↓
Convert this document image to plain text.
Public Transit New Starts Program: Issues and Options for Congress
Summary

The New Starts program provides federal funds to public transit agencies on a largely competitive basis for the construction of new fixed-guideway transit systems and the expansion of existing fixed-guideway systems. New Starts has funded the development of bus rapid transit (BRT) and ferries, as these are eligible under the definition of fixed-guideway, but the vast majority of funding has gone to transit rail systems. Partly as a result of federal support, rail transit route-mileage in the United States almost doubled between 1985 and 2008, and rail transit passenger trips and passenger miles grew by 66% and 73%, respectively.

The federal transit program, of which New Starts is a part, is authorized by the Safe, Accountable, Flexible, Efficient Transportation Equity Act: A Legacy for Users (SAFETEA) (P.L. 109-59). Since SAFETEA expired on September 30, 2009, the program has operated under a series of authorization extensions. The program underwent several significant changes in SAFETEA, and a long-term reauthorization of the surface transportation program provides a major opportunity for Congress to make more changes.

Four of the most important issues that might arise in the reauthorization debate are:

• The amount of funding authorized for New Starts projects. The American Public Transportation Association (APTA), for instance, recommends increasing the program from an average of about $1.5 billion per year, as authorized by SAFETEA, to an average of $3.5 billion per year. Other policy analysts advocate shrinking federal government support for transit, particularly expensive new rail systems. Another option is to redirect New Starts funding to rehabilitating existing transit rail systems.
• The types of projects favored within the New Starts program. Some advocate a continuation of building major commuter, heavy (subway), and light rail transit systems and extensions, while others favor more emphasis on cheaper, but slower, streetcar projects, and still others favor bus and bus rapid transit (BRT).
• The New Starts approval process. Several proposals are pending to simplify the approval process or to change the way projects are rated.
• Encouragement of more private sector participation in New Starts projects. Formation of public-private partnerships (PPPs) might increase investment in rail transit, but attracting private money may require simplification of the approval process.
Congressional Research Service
↑
Can you give every line above again, exactly as written?

Convert this document image to plain text.
Public Transit New Starts Program: Issues and Options for Congress
Summary

The New Starts program provides federal funds to public transit agencies on a largely competitive basis for the construction of new fixed-guideway transit systems and the expansion of existing fixed-guideway systems. New Starts has funded the development of bus rapid transit (BRT) and ferries, as these are eligible under the definition of fixed-guideway, but the vast majority of funding has gone to transit rail systems. Partly as a result of federal support, rail transit route-mileage in the United States almost doubled between 1985 and 2008, and rail transit passenger trips and passenger miles grew by 66% and 73%, respectively.

The federal transit program, of which New Starts is a part, is authorized by the Safe, Accountable, Flexible, Efficient Transportation Equity Act: A Legacy for Users (SAFETEA) (P.L. 109-59). Since SAFETEA expired on September 30, 2009, the program has operated under a series of authorization extensions. The program underwent several significant changes in SAFETEA, and a long-term reauthorization of the surface transportation program provides a major opportunity for Congress to make more changes.

Four of the most important issues that might arise in the reauthorization debate are:

• The amount of funding authorized for New Starts projects. The American Public Transportation Association (APTA), for instance, recommends increasing the program from an average of about $1.5 billion per year, as authorized by SAFETEA, to an average of $3.5 billion per year. Other policy analysts advocate shrinking federal government support for transit, particularly expensive new rail systems. Another option is to redirect New Starts funding to rehabilitating existing transit rail systems.
• The types of projects favored within the New Starts program. Some advocate a continuation of building major commuter, heavy (subway), and light rail transit systems and extensions, while others favor more emphasis on cheaper, but slower, streetcar projects, and still others favor bus and bus rapid transit (BRT).
• The New Starts approval process. Several proposals are pending to simplify the approval process or to change the way projects are rated.
• Encouragement of more private sector participation in New Starts projects. Formation of public-private partnerships (PPPs) might increase investment in rail transit, but attracting private money may require simplification of the approval process.
Congressional Research Service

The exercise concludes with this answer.